> The task: Copy all lines below exactly as written. Leave pictures out.

[Excerpts from a figure dataset]
----
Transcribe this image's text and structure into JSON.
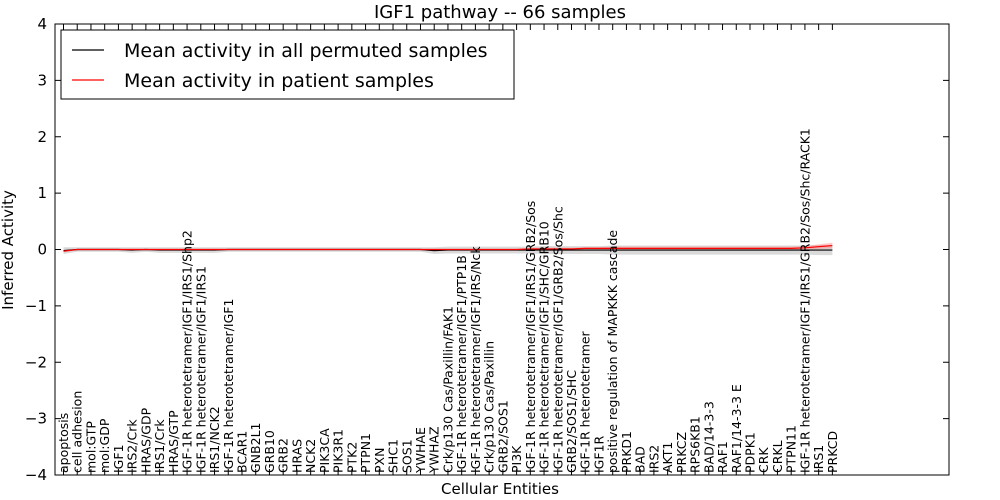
{
  "chart_data": {
    "type": "line",
    "title": "IGF1 pathway -- 66 samples",
    "xlabel": "Cellular Entities",
    "ylabel": "Inferred Activity",
    "ylim": [
      -4,
      4
    ],
    "yticks": [
      4,
      3,
      2,
      1,
      0,
      -1,
      -2,
      -3,
      -4
    ],
    "ytick_labels": [
      "4",
      "3",
      "2",
      "1",
      "0",
      "−1",
      "−2",
      "−3",
      "−4"
    ],
    "legend_position": "top-left",
    "categories": [
      "apoptosis",
      "cell adhesion",
      "mol:GTP",
      "mol:GDP",
      "IGF1",
      "IRS2/Crk",
      "HRAS/GDP",
      "IRS1/Crk",
      "HRAS/GTP",
      "IGF-1R heterotetramer/IGF1/IRS1/Shp2",
      "IGF-1R heterotetramer/IGF1/IRS1",
      "IRS1/NCK2",
      "IGF-1R heterotetramer/IGF1",
      "BCAR1",
      "GNB2L1",
      "GRB10",
      "GRB2",
      "HRAS",
      "NCK2",
      "PIK3CA",
      "PIK3R1",
      "PTK2",
      "PTPN1",
      "PXN",
      "SHC1",
      "SOS1",
      "YWHAE",
      "YWHAZ",
      "Crk/p130 Cas/Paxillin/FAK1",
      "IGF-1R heterotetramer/IGF1/PTP1B",
      "IGF-1R heterotetramer/IGF1/IRS/Nck",
      "Crk/p130 Cas/Paxillin",
      "GRB2/SOS1",
      "PI3K",
      "IGF-1R heterotetramer/IGF1/IRS1/GRB2/Sos",
      "IGF-1R heterotetramer/IGF1/SHC/GRB10",
      "IGF-1R heterotetramer/IGF1/GRB2/Sos/Shc",
      "GRB2/SOS1/SHC",
      "IGF-1R heterotetramer",
      "IGF1R",
      "positive regulation of MAPKKK cascade",
      "PRKD1",
      "BAD",
      "IRS2",
      "AKT1",
      "PRKCZ",
      "RPS6KB1",
      "BAD/14-3-3",
      "RAF1",
      "RAF1/14-3-3 E",
      "PDPK1",
      "CRK",
      "CRKL",
      "PTPN11",
      "IGF-1R heterotetramer/IGF1/IRS1/GRB2/Sos/Shc/RACK1",
      "IRS1",
      "PRKCD"
    ],
    "series": [
      {
        "name": "Mean activity in all permuted samples",
        "color": "#000000",
        "values": [
          -0.02,
          0.0,
          0.0,
          0.0,
          0.0,
          -0.01,
          0.0,
          -0.01,
          -0.01,
          -0.01,
          -0.01,
          -0.01,
          0.0,
          0.0,
          0.0,
          0.0,
          0.0,
          0.0,
          0.0,
          0.0,
          0.0,
          0.0,
          0.0,
          0.0,
          0.0,
          0.0,
          0.0,
          -0.02,
          -0.01,
          -0.01,
          -0.01,
          -0.01,
          -0.01,
          -0.01,
          -0.01,
          -0.01,
          -0.01,
          -0.01,
          -0.01,
          -0.01,
          -0.01,
          -0.01,
          -0.01,
          -0.01,
          -0.01,
          -0.01,
          -0.01,
          -0.01,
          -0.01,
          -0.01,
          -0.01,
          -0.01,
          -0.01,
          -0.01,
          -0.01,
          -0.01,
          -0.01
        ],
        "band": [
          0.06,
          0.04,
          0.04,
          0.04,
          0.04,
          0.05,
          0.04,
          0.05,
          0.05,
          0.05,
          0.05,
          0.05,
          0.04,
          0.04,
          0.04,
          0.04,
          0.04,
          0.04,
          0.04,
          0.04,
          0.04,
          0.04,
          0.04,
          0.04,
          0.04,
          0.04,
          0.04,
          0.06,
          0.06,
          0.06,
          0.06,
          0.06,
          0.06,
          0.06,
          0.06,
          0.07,
          0.07,
          0.07,
          0.07,
          0.07,
          0.08,
          0.08,
          0.08,
          0.08,
          0.08,
          0.08,
          0.08,
          0.08,
          0.08,
          0.08,
          0.08,
          0.08,
          0.08,
          0.08,
          0.08,
          0.09,
          0.09
        ]
      },
      {
        "name": "Mean activity in patient samples",
        "color": "#ff0000",
        "values": [
          -0.03,
          0.0,
          0.0,
          0.0,
          0.0,
          0.0,
          0.0,
          0.0,
          0.0,
          0.0,
          0.0,
          0.0,
          0.0,
          0.0,
          0.0,
          0.0,
          0.0,
          0.0,
          0.0,
          0.0,
          0.0,
          0.0,
          0.0,
          0.0,
          0.0,
          0.0,
          0.0,
          0.0,
          0.0,
          0.0,
          0.0,
          0.0,
          0.0,
          0.0,
          0.01,
          0.01,
          0.01,
          0.01,
          0.02,
          0.02,
          0.02,
          0.02,
          0.02,
          0.02,
          0.02,
          0.02,
          0.02,
          0.02,
          0.02,
          0.02,
          0.02,
          0.02,
          0.02,
          0.02,
          0.03,
          0.05,
          0.07
        ],
        "band": [
          0.02,
          0.01,
          0.01,
          0.01,
          0.01,
          0.01,
          0.01,
          0.01,
          0.01,
          0.01,
          0.01,
          0.01,
          0.01,
          0.01,
          0.01,
          0.01,
          0.01,
          0.01,
          0.01,
          0.01,
          0.01,
          0.01,
          0.01,
          0.01,
          0.01,
          0.01,
          0.01,
          0.01,
          0.01,
          0.01,
          0.01,
          0.01,
          0.01,
          0.01,
          0.02,
          0.02,
          0.02,
          0.02,
          0.02,
          0.02,
          0.03,
          0.03,
          0.03,
          0.03,
          0.03,
          0.03,
          0.03,
          0.03,
          0.03,
          0.03,
          0.03,
          0.03,
          0.03,
          0.03,
          0.03,
          0.04,
          0.05
        ]
      }
    ]
  }
}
----
> Reply:
Transcribe this image's text and structure into JSON.
{
  "chart_data": {
    "type": "line",
    "title": "IGF1 pathway -- 66 samples",
    "xlabel": "Cellular Entities",
    "ylabel": "Inferred Activity",
    "ylim": [
      -4,
      4
    ],
    "yticks": [
      4,
      3,
      2,
      1,
      0,
      -1,
      -2,
      -3,
      -4
    ],
    "ytick_labels": [
      "4",
      "3",
      "2",
      "1",
      "0",
      "−1",
      "−2",
      "−3",
      "−4"
    ],
    "legend_position": "top-left",
    "categories": [
      "apoptosis",
      "cell adhesion",
      "mol:GTP",
      "mol:GDP",
      "IGF1",
      "IRS2/Crk",
      "HRAS/GDP",
      "IRS1/Crk",
      "HRAS/GTP",
      "IGF-1R heterotetramer/IGF1/IRS1/Shp2",
      "IGF-1R heterotetramer/IGF1/IRS1",
      "IRS1/NCK2",
      "IGF-1R heterotetramer/IGF1",
      "BCAR1",
      "GNB2L1",
      "GRB10",
      "GRB2",
      "HRAS",
      "NCK2",
      "PIK3CA",
      "PIK3R1",
      "PTK2",
      "PTPN1",
      "PXN",
      "SHC1",
      "SOS1",
      "YWHAE",
      "YWHAZ",
      "Crk/p130 Cas/Paxillin/FAK1",
      "IGF-1R heterotetramer/IGF1/PTP1B",
      "IGF-1R heterotetramer/IGF1/IRS/Nck",
      "Crk/p130 Cas/Paxillin",
      "GRB2/SOS1",
      "PI3K",
      "IGF-1R heterotetramer/IGF1/IRS1/GRB2/Sos",
      "IGF-1R heterotetramer/IGF1/SHC/GRB10",
      "IGF-1R heterotetramer/IGF1/GRB2/Sos/Shc",
      "GRB2/SOS1/SHC",
      "IGF-1R heterotetramer",
      "IGF1R",
      "positive regulation of MAPKKK cascade",
      "PRKD1",
      "BAD",
      "IRS2",
      "AKT1",
      "PRKCZ",
      "RPS6KB1",
      "BAD/14-3-3",
      "RAF1",
      "RAF1/14-3-3 E",
      "PDPK1",
      "CRK",
      "CRKL",
      "PTPN11",
      "IGF-1R heterotetramer/IGF1/IRS1/GRB2/Sos/Shc/RACK1",
      "IRS1",
      "PRKCD"
    ],
    "series": [
      {
        "name": "Mean activity in all permuted samples",
        "color": "#000000",
        "values": [
          -0.02,
          0.0,
          0.0,
          0.0,
          0.0,
          -0.01,
          0.0,
          -0.01,
          -0.01,
          -0.01,
          -0.01,
          -0.01,
          0.0,
          0.0,
          0.0,
          0.0,
          0.0,
          0.0,
          0.0,
          0.0,
          0.0,
          0.0,
          0.0,
          0.0,
          0.0,
          0.0,
          0.0,
          -0.02,
          -0.01,
          -0.01,
          -0.01,
          -0.01,
          -0.01,
          -0.01,
          -0.01,
          -0.01,
          -0.01,
          -0.01,
          -0.01,
          -0.01,
          -0.01,
          -0.01,
          -0.01,
          -0.01,
          -0.01,
          -0.01,
          -0.01,
          -0.01,
          -0.01,
          -0.01,
          -0.01,
          -0.01,
          -0.01,
          -0.01,
          -0.01,
          -0.01,
          -0.01
        ],
        "band": [
          0.06,
          0.04,
          0.04,
          0.04,
          0.04,
          0.05,
          0.04,
          0.05,
          0.05,
          0.05,
          0.05,
          0.05,
          0.04,
          0.04,
          0.04,
          0.04,
          0.04,
          0.04,
          0.04,
          0.04,
          0.04,
          0.04,
          0.04,
          0.04,
          0.04,
          0.04,
          0.04,
          0.06,
          0.06,
          0.06,
          0.06,
          0.06,
          0.06,
          0.06,
          0.06,
          0.07,
          0.07,
          0.07,
          0.07,
          0.07,
          0.08,
          0.08,
          0.08,
          0.08,
          0.08,
          0.08,
          0.08,
          0.08,
          0.08,
          0.08,
          0.08,
          0.08,
          0.08,
          0.08,
          0.08,
          0.09,
          0.09
        ]
      },
      {
        "name": "Mean activity in patient samples",
        "color": "#ff0000",
        "values": [
          -0.03,
          0.0,
          0.0,
          0.0,
          0.0,
          0.0,
          0.0,
          0.0,
          0.0,
          0.0,
          0.0,
          0.0,
          0.0,
          0.0,
          0.0,
          0.0,
          0.0,
          0.0,
          0.0,
          0.0,
          0.0,
          0.0,
          0.0,
          0.0,
          0.0,
          0.0,
          0.0,
          0.0,
          0.0,
          0.0,
          0.0,
          0.0,
          0.0,
          0.0,
          0.01,
          0.01,
          0.01,
          0.01,
          0.02,
          0.02,
          0.02,
          0.02,
          0.02,
          0.02,
          0.02,
          0.02,
          0.02,
          0.02,
          0.02,
          0.02,
          0.02,
          0.02,
          0.02,
          0.02,
          0.03,
          0.05,
          0.07
        ],
        "band": [
          0.02,
          0.01,
          0.01,
          0.01,
          0.01,
          0.01,
          0.01,
          0.01,
          0.01,
          0.01,
          0.01,
          0.01,
          0.01,
          0.01,
          0.01,
          0.01,
          0.01,
          0.01,
          0.01,
          0.01,
          0.01,
          0.01,
          0.01,
          0.01,
          0.01,
          0.01,
          0.01,
          0.01,
          0.01,
          0.01,
          0.01,
          0.01,
          0.01,
          0.01,
          0.02,
          0.02,
          0.02,
          0.02,
          0.02,
          0.02,
          0.03,
          0.03,
          0.03,
          0.03,
          0.03,
          0.03,
          0.03,
          0.03,
          0.03,
          0.03,
          0.03,
          0.03,
          0.03,
          0.03,
          0.03,
          0.04,
          0.05
        ]
      }
    ]
  }
}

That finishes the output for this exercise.